## EXERCISE PROMPT
In the entries that follow, find the word "增选服务项目" and report each line it is on.

⟨

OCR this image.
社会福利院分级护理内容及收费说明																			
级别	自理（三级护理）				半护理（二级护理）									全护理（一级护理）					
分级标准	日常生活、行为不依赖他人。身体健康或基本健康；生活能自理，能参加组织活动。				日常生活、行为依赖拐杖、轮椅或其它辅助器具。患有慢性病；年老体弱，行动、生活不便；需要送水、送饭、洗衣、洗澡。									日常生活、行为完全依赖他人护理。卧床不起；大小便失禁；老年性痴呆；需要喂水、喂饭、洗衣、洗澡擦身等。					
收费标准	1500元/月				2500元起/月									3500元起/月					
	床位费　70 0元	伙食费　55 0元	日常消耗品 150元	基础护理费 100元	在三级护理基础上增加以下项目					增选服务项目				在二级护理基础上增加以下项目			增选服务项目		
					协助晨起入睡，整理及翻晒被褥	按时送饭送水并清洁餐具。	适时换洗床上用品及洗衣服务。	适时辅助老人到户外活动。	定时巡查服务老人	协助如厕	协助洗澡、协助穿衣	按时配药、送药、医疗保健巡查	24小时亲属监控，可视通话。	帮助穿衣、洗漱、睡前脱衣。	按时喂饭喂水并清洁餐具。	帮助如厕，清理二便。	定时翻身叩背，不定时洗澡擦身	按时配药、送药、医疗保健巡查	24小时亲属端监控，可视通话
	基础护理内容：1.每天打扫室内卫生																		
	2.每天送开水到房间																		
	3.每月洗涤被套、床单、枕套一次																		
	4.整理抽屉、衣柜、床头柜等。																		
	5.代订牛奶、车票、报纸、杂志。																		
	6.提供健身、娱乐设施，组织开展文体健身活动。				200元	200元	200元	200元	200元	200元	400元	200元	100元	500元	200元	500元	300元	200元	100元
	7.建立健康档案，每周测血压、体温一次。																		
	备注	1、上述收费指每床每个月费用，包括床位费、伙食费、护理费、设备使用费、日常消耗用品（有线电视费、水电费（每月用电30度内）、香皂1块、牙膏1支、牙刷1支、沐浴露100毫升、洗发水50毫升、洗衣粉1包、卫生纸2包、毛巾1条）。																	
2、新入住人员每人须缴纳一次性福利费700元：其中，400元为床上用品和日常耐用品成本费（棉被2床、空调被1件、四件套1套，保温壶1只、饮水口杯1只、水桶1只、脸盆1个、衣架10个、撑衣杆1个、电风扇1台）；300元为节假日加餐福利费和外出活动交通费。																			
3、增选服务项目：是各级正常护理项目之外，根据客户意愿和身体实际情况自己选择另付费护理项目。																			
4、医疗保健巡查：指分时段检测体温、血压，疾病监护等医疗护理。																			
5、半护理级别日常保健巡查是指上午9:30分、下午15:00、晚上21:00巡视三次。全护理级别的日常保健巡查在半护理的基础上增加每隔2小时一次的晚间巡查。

⟩

## TASK SOLUTION
	床位费　70 0元	伙食费　55 0元	日常消耗品 150元	基础护理费 100元	在三级护理基础上增加以下项目					增选服务项目				在二级护理基础上增加以下项目			增选服务项目		
3、增选服务项目：是各级正常护理项目之外，根据客户意愿和身体实际情况自己选择另付费护理项目。																			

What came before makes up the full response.